— start of Information shown —

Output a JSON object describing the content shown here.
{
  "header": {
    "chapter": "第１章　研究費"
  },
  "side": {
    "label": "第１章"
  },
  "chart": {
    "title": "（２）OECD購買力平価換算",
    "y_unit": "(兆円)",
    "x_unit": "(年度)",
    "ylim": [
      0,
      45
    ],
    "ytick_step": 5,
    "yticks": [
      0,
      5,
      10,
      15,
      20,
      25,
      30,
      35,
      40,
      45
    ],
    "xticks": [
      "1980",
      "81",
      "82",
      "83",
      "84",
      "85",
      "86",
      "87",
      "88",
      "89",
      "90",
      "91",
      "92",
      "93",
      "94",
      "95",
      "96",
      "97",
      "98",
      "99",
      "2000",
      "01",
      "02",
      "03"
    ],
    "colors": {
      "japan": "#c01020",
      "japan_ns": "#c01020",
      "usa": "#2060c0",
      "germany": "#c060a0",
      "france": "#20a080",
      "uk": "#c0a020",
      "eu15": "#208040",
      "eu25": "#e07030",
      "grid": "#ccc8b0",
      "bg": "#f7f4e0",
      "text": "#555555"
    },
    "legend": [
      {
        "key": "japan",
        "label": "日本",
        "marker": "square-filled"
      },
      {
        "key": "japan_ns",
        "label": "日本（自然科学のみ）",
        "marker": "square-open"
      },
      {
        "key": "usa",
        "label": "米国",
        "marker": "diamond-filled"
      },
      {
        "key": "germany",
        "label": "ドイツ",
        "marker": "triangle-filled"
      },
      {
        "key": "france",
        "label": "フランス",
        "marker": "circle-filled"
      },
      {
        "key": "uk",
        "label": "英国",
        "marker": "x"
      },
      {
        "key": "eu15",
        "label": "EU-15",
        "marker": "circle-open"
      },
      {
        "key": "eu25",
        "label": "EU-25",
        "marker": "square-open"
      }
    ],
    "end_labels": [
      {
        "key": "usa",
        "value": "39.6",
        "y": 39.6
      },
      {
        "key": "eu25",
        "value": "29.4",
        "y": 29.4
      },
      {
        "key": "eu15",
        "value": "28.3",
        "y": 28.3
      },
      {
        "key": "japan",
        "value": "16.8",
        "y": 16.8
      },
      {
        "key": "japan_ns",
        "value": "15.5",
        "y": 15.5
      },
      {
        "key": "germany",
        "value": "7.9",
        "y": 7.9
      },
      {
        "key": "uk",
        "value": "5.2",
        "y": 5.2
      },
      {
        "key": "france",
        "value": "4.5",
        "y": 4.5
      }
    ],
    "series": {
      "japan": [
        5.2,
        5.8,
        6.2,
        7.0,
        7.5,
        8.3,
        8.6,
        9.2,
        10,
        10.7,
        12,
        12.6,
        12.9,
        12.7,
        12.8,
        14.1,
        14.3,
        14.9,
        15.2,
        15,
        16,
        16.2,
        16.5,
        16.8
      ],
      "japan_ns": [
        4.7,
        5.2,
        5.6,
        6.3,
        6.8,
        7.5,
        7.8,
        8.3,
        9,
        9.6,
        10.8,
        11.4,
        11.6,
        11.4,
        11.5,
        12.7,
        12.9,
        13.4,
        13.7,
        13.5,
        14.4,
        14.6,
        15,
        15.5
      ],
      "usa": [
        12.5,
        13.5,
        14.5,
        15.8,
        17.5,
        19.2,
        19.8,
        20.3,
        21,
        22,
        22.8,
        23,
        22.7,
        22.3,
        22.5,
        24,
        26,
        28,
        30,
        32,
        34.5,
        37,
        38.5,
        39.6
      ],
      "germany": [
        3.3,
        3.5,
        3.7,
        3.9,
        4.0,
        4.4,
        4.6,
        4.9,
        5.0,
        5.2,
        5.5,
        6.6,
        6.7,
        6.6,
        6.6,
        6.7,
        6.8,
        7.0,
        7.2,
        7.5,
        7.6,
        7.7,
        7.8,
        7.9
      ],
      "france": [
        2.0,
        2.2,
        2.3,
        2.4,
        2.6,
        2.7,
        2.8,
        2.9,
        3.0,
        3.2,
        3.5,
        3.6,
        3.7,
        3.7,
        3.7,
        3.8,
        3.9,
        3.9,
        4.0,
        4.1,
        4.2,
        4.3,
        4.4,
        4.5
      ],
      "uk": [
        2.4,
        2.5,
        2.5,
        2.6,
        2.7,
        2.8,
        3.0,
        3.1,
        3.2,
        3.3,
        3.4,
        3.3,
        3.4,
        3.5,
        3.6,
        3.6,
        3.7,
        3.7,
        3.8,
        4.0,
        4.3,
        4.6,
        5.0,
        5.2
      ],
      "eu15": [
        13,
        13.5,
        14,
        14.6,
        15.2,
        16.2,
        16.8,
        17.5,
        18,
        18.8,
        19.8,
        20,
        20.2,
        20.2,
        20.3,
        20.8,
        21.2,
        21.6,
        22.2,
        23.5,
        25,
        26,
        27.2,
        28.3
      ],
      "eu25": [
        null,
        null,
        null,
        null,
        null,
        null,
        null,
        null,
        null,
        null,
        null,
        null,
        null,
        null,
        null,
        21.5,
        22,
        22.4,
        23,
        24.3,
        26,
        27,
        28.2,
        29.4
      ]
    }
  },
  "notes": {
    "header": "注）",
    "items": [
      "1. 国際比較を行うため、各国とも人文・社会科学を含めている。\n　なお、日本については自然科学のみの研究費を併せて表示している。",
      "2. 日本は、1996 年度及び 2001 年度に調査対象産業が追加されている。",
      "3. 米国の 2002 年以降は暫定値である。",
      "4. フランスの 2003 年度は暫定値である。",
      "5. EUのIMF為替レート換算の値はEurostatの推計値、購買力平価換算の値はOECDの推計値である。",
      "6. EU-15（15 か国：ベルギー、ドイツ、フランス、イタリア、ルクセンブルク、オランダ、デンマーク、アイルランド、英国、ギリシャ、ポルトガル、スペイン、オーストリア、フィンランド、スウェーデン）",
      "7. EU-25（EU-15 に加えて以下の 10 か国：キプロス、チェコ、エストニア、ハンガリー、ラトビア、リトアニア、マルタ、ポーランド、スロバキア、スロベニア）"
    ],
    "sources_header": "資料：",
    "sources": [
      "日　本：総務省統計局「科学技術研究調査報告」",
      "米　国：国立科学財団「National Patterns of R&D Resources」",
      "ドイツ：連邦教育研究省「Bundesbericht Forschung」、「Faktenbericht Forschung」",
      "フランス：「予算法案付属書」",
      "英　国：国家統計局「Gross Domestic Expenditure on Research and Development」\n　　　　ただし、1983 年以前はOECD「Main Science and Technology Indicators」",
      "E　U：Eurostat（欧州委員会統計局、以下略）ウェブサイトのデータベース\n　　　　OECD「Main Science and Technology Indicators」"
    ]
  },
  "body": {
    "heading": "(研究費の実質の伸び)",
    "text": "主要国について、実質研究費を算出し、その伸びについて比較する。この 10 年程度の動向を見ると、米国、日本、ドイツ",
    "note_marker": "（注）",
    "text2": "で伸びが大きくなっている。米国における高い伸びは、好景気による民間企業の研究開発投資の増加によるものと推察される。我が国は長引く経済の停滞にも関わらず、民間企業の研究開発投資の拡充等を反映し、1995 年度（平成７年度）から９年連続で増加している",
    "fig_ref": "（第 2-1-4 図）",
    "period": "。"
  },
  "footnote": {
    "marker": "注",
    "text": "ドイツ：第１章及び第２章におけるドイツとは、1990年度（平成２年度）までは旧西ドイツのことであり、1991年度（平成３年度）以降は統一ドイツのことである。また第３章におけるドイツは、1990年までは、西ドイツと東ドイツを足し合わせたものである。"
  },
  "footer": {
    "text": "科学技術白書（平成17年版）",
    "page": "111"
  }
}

— end of Information shown —

**What is needed:**
Each line of the material should be echoed exactly.

**Response to the task:**
Output a JSON object describing the content shown here.
{
  "header": {
    "chapter": "第１章　研究費"
  },
  "side": {
    "label": "第１章"
  },
  "chart": {
    "title": "（２）OECD購買力平価換算",
    "y_unit": "(兆円)",
    "x_unit": "(年度)",
    "ylim": [
      0,
      45
    ],
    "ytick_step": 5,
    "yticks": [
      0,
      5,
      10,
      15,
      20,
      25,
      30,
      35,
      40,
      45
    ],
    "xticks": [
      "1980",
      "81",
      "82",
      "83",
      "84",
      "85",
      "86",
      "87",
      "88",
      "89",
      "90",
      "91",
      "92",
      "93",
      "94",
      "95",
      "96",
      "97",
      "98",
      "99",
      "2000",
      "01",
      "02",
      "03"
    ],
    "colors": {
      "japan": "#c01020",
      "japan_ns": "#c01020",
      "usa": "#2060c0",
      "germany": "#c060a0",
      "france": "#20a080",
      "uk": "#c0a020",
      "eu15": "#208040",
      "eu25": "#e07030",
      "grid": "#ccc8b0",
      "bg": "#f7f4e0",
      "text": "#555555"
    },
    "legend": [
      {
        "key": "japan",
        "label": "日本",
        "marker": "square-filled"
      },
      {
        "key": "japan_ns",
        "label": "日本（自然科学のみ）",
        "marker": "square-open"
      },
      {
        "key": "usa",
        "label": "米国",
        "marker": "diamond-filled"
      },
      {
        "key": "germany",
        "label": "ドイツ",
        "marker": "triangle-filled"
      },
      {
        "key": "france",
        "label": "フランス",
        "marker": "circle-filled"
      },
      {
        "key": "uk",
        "label": "英国",
        "marker": "x"
      },
      {
        "key": "eu15",
        "label": "EU-15",
        "marker": "circle-open"
      },
      {
        "key": "eu25",
        "label": "EU-25",
        "marker": "square-open"
      }
    ],
    "end_labels": [
      {
        "key": "usa",
        "value": "39.6",
        "y": 39.6
      },
      {
        "key": "eu25",
        "value": "29.4",
        "y": 29.4
      },
      {
        "key": "eu15",
        "value": "28.3",
        "y": 28.3
      },
      {
        "key": "japan",
        "value": "16.8",
        "y": 16.8
      },
      {
        "key": "japan_ns",
        "value": "15.5",
        "y": 15.5
      },
      {
        "key": "germany",
        "value": "7.9",
        "y": 7.9
      },
      {
        "key": "uk",
        "value": "5.2",
        "y": 5.2
      },
      {
        "key": "france",
        "value": "4.5",
        "y": 4.5
      }
    ],
    "series": {
      "japan": [
        5.2,
        5.8,
        6.2,
        7.0,
        7.5,
        8.3,
        8.6,
        9.2,
        10,
        10.7,
        12,
        12.6,
        12.9,
        12.7,
        12.8,
        14.1,
        14.3,
        14.9,
        15.2,
        15,
        16,
        16.2,
        16.5,
        16.8
      ],
      "japan_ns": [
        4.7,
        5.2,
        5.6,
        6.3,
        6.8,
        7.5,
        7.8,
        8.3,
        9,
        9.6,
        10.8,
        11.4,
        11.6,
        11.4,
        11.5,
        12.7,
        12.9,
        13.4,
        13.7,
        13.5,
        14.4,
        14.6,
        15,
        15.5
      ],
      "usa": [
        12.5,
        13.5,
        14.5,
        15.8,
        17.5,
        19.2,
        19.8,
        20.3,
        21,
        22,
        22.8,
        23,
        22.7,
        22.3,
        22.5,
        24,
        26,
        28,
        30,
        32,
        34.5,
        37,
        38.5,
        39.6
      ],
      "germany": [
        3.3,
        3.5,
        3.7,
        3.9,
        4.0,
        4.4,
        4.6,
        4.9,
        5.0,
        5.2,
        5.5,
        6.6,
        6.7,
        6.6,
        6.6,
        6.7,
        6.8,
        7.0,
        7.2,
        7.5,
        7.6,
        7.7,
        7.8,
        7.9
      ],
      "france": [
        2.0,
        2.2,
        2.3,
        2.4,
        2.6,
        2.7,
        2.8,
        2.9,
        3.0,
        3.2,
        3.5,
        3.6,
        3.7,
        3.7,
        3.7,
        3.8,
        3.9,
        3.9,
        4.0,
        4.1,
        4.2,
        4.3,
        4.4,
        4.5
      ],
      "uk": [
        2.4,
        2.5,
        2.5,
        2.6,
        2.7,
        2.8,
        3.0,
        3.1,
        3.2,
        3.3,
        3.4,
        3.3,
        3.4,
        3.5,
        3.6,
        3.6,
        3.7,
        3.7,
        3.8,
        4.0,
        4.3,
        4.6,
        5.0,
        5.2
      ],
      "eu15": [
        13,
        13.5,
        14,
        14.6,
        15.2,
        16.2,
        16.8,
        17.5,
        18,
        18.8,
        19.8,
        20,
        20.2,
        20.2,
        20.3,
        20.8,
        21.2,
        21.6,
        22.2,
        23.5,
        25,
        26,
        27.2,
        28.3
      ],
      "eu25": [
        null,
        null,
        null,
        null,
        null,
        null,
        null,
        null,
        null,
        null,
        null,
        null,
        null,
        null,
        null,
        21.5,
        22,
        22.4,
        23,
        24.3,
        26,
        27,
        28.2,
        29.4
      ]
    }
  },
  "notes": {
    "header": "注）",
    "items": [
      "1. 国際比較を行うため、各国とも人文・社会科学を含めている。\n　なお、日本については自然科学のみの研究費を併せて表示している。",
      "2. 日本は、1996 年度及び 2001 年度に調査対象産業が追加されている。",
      "3. 米国の 2002 年以降は暫定値である。",
      "4. フランスの 2003 年度は暫定値である。",
      "5. EUのIMF為替レート換算の値はEurostatの推計値、購買力平価換算の値はOECDの推計値である。",
      "6. EU-15（15 か国：ベルギー、ドイツ、フランス、イタリア、ルクセンブルク、オランダ、デンマーク、アイルランド、英国、ギリシャ、ポルトガル、スペイン、オーストリア、フィンランド、スウェーデン）",
      "7. EU-25（EU-15 に加えて以下の 10 か国：キプロス、チェコ、エストニア、ハンガリー、ラトビア、リトアニア、マルタ、ポーランド、スロバキア、スロベニア）"
    ],
    "sources_header": "資料：",
    "sources": [
      "日　本：総務省統計局「科学技術研究調査報告」",
      "米　国：国立科学財団「National Patterns of R&D Resources」",
      "ドイツ：連邦教育研究省「Bundesbericht Forschung」、「Faktenbericht Forschung」",
      "フランス：「予算法案付属書」",
      "英　国：国家統計局「Gross Domestic Expenditure on Research and Development」\n　　　　ただし、1983 年以前はOECD「Main Science and Technology Indicators」",
      "E　U：Eurostat（欧州委員会統計局、以下略）ウェブサイトのデータベース\n　　　　OECD「Main Science and Technology Indicators」"
    ]
  },
  "body": {
    "heading": "(研究費の実質の伸び)",
    "text": "主要国について、実質研究費を算出し、その伸びについて比較する。この 10 年程度の動向を見ると、米国、日本、ドイツ",
    "note_marker": "（注）",
    "text2": "で伸びが大きくなっている。米国における高い伸びは、好景気による民間企業の研究開発投資の増加によるものと推察される。我が国は長引く経済の停滞にも関わらず、民間企業の研究開発投資の拡充等を反映し、1995 年度（平成７年度）から９年連続で増加している",
    "fig_ref": "（第 2-1-4 図）",
    "period": "。"
  },
  "footnote": {
    "marker": "注",
    "text": "ドイツ：第１章及び第２章におけるドイツとは、1990年度（平成２年度）までは旧西ドイツのことであり、1991年度（平成３年度）以降は統一ドイツのことである。また第３章におけるドイツは、1990年までは、西ドイツと東ドイツを足し合わせたものである。"
  },
  "footer": {
    "text": "科学技術白書（平成17年版）",
    "page": "111"
  }
}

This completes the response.